> _SUPPLIED MATERIAL_
* * *

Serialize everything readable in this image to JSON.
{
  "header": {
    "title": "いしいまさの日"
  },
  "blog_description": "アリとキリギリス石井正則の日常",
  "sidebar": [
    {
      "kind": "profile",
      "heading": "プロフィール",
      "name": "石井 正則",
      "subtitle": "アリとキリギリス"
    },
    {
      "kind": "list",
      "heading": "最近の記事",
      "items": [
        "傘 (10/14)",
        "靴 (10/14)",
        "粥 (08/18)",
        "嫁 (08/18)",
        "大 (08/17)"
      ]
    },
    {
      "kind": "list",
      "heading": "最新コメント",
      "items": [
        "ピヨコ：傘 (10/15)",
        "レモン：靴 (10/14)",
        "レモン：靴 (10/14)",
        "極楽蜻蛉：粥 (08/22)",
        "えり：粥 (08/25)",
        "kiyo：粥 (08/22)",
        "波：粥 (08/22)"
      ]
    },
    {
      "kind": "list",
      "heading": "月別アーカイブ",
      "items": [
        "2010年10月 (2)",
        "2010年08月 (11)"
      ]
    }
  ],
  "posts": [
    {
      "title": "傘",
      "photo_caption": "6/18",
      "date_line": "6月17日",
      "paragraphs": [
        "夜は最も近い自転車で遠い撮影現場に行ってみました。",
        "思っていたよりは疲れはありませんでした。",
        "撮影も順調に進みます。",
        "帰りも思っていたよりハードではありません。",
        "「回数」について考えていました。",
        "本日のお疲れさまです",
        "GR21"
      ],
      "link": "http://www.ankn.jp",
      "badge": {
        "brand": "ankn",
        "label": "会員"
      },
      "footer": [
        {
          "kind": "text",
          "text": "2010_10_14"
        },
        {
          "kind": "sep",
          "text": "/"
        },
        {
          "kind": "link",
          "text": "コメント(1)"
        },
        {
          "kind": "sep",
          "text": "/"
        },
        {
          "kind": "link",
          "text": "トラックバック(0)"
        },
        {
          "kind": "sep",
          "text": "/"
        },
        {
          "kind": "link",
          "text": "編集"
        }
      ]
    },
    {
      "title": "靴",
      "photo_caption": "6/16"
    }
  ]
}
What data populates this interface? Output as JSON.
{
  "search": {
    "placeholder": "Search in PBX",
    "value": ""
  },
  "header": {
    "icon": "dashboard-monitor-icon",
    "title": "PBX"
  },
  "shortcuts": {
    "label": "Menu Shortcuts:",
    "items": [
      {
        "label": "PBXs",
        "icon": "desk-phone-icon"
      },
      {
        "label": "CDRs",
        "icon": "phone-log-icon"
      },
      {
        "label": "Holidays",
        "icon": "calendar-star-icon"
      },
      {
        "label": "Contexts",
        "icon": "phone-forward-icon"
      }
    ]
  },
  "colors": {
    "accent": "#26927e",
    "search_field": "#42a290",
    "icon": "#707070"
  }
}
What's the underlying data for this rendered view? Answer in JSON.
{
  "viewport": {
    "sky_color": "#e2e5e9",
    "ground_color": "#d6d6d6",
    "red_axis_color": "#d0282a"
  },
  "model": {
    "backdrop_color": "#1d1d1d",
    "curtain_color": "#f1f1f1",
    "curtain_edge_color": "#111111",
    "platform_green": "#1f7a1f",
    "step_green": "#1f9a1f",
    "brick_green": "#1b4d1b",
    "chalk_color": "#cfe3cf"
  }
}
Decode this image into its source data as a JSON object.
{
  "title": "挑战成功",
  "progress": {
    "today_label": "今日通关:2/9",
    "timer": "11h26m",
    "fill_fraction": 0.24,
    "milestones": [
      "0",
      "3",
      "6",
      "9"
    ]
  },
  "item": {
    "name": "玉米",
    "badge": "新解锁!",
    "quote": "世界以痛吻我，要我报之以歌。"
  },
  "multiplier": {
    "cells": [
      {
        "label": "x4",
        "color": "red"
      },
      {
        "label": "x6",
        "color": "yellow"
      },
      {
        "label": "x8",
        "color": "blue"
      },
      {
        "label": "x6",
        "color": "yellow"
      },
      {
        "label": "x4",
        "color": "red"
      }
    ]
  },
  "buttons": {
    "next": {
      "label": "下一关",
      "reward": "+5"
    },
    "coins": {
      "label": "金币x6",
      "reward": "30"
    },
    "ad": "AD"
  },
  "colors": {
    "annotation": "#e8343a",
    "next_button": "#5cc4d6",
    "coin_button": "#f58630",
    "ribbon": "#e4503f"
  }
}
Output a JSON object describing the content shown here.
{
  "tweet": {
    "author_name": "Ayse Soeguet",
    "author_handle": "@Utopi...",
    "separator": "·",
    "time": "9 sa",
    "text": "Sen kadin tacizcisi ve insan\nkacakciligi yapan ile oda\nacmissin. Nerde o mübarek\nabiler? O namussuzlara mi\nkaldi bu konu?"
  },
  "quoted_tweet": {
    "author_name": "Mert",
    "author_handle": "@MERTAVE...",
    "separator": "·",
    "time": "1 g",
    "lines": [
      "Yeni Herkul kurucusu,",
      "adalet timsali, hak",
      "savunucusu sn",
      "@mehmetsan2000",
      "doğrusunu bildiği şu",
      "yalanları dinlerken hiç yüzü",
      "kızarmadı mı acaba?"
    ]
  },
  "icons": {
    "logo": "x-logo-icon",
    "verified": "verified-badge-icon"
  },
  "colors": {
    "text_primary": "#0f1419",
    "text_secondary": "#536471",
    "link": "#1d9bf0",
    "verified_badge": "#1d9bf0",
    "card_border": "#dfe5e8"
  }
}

* * *

> _GIVEN TASK_
Output all of the material, please, exactly as it stands.

> _EXERCISE ANSWER_
Serialize everything readable in this image to JSON.
{
  "header": {
    "title": "いしいまさの日"
  },
  "blog_description": "アリとキリギリス石井正則の日常",
  "sidebar": [
    {
      "kind": "profile",
      "heading": "プロフィール",
      "name": "石井 正則",
      "subtitle": "アリとキリギリス"
    },
    {
      "kind": "list",
      "heading": "最近の記事",
      "items": [
        "傘 (10/14)",
        "靴 (10/14)",
        "粥 (08/18)",
        "嫁 (08/18)",
        "大 (08/17)"
      ]
    },
    {
      "kind": "list",
      "heading": "最新コメント",
      "items": [
        "ピヨコ：傘 (10/15)",
        "レモン：靴 (10/14)",
        "レモン：靴 (10/14)",
        "極楽蜻蛉：粥 (08/22)",
        "えり：粥 (08/25)",
        "kiyo：粥 (08/22)",
        "波：粥 (08/22)"
      ]
    },
    {
      "kind": "list",
      "heading": "月別アーカイブ",
      "items": [
        "2010年10月 (2)",
        "2010年08月 (11)"
      ]
    }
  ],
  "posts": [
    {
      "title": "傘",
      "photo_caption": "6/18",
      "date_line": "6月17日",
      "paragraphs": [
        "夜は最も近い自転車で遠い撮影現場に行ってみました。",
        "思っていたよりは疲れはありませんでした。",
        "撮影も順調に進みます。",
        "帰りも思っていたよりハードではありません。",
        "「回数」について考えていました。",
        "本日のお疲れさまです",
        "GR21"
      ],
      "link": "http://www.ankn.jp",
      "badge": {
        "brand": "ankn",
        "label": "会員"
      },
      "footer": [
        {
          "kind": "text",
          "text": "2010_10_14"
        },
        {
          "kind": "sep",
          "text": "/"
        },
        {
          "kind": "link",
          "text": "コメント(1)"
        },
        {
          "kind": "sep",
          "text": "/"
        },
        {
          "kind": "link",
          "text": "トラックバック(0)"
        },
        {
          "kind": "sep",
          "text": "/"
        },
        {
          "kind": "link",
          "text": "編集"
        }
      ]
    },
    {
      "title": "靴",
      "photo_caption": "6/16"
    }
  ]
}
What data populates this interface? Output as JSON.
{
  "search": {
    "placeholder": "Search in PBX",
    "value": ""
  },
  "header": {
    "icon": "dashboard-monitor-icon",
    "title": "PBX"
  },
  "shortcuts": {
    "label": "Menu Shortcuts:",
    "items": [
      {
        "label": "PBXs",
        "icon": "desk-phone-icon"
      },
      {
        "label": "CDRs",
        "icon": "phone-log-icon"
      },
      {
        "label": "Holidays",
        "icon": "calendar-star-icon"
      },
      {
        "label": "Contexts",
        "icon": "phone-forward-icon"
      }
    ]
  },
  "colors": {
    "accent": "#26927e",
    "search_field": "#42a290",
    "icon": "#707070"
  }
}
What's the underlying data for this rendered view? Answer in JSON.
{
  "viewport": {
    "sky_color": "#e2e5e9",
    "ground_color": "#d6d6d6",
    "red_axis_color": "#d0282a"
  },
  "model": {
    "backdrop_color": "#1d1d1d",
    "curtain_color": "#f1f1f1",
    "curtain_edge_color": "#111111",
    "platform_green": "#1f7a1f",
    "step_green": "#1f9a1f",
    "brick_green": "#1b4d1b",
    "chalk_color": "#cfe3cf"
  }
}
Decode this image into its source data as a JSON object.
{
  "title": "挑战成功",
  "progress": {
    "today_label": "今日通关:2/9",
    "timer": "11h26m",
    "fill_fraction": 0.24,
    "milestones": [
      "0",
      "3",
      "6",
      "9"
    ]
  },
  "item": {
    "name": "玉米",
    "badge": "新解锁!",
    "quote": "世界以痛吻我，要我报之以歌。"
  },
  "multiplier": {
    "cells": [
      {
        "label": "x4",
        "color": "red"
      },
      {
        "label": "x6",
        "color": "yellow"
      },
      {
        "label": "x8",
        "color": "blue"
      },
      {
        "label": "x6",
        "color": "yellow"
      },
      {
        "label": "x4",
        "color": "red"
      }
    ]
  },
  "buttons": {
    "next": {
      "label": "下一关",
      "reward": "+5"
    },
    "coins": {
      "label": "金币x6",
      "reward": "30"
    },
    "ad": "AD"
  },
  "colors": {
    "annotation": "#e8343a",
    "next_button": "#5cc4d6",
    "coin_button": "#f58630",
    "ribbon": "#e4503f"
  }
}
Output a JSON object describing the content shown here.
{
  "tweet": {
    "author_name": "Ayse Soeguet",
    "author_handle": "@Utopi...",
    "separator": "·",
    "time": "9 sa",
    "text": "Sen kadin tacizcisi ve insan\nkacakciligi yapan ile oda\nacmissin. Nerde o mübarek\nabiler? O namussuzlara mi\nkaldi bu konu?"
  },
  "quoted_tweet": {
    "author_name": "Mert",
    "author_handle": "@MERTAVE...",
    "separator": "·",
    "time": "1 g",
    "lines": [
      "Yeni Herkul kurucusu,",
      "adalet timsali, hak",
      "savunucusu sn",
      "@mehmetsan2000",
      "doğrusunu bildiği şu",
      "yalanları dinlerken hiç yüzü",
      "kızarmadı mı acaba?"
    ]
  },
  "icons": {
    "logo": "x-logo-icon",
    "verified": "verified-badge-icon"
  },
  "colors": {
    "text_primary": "#0f1419",
    "text_secondary": "#536471",
    "link": "#1d9bf0",
    "verified_badge": "#1d9bf0",
    "card_border": "#dfe5e8"
  }
}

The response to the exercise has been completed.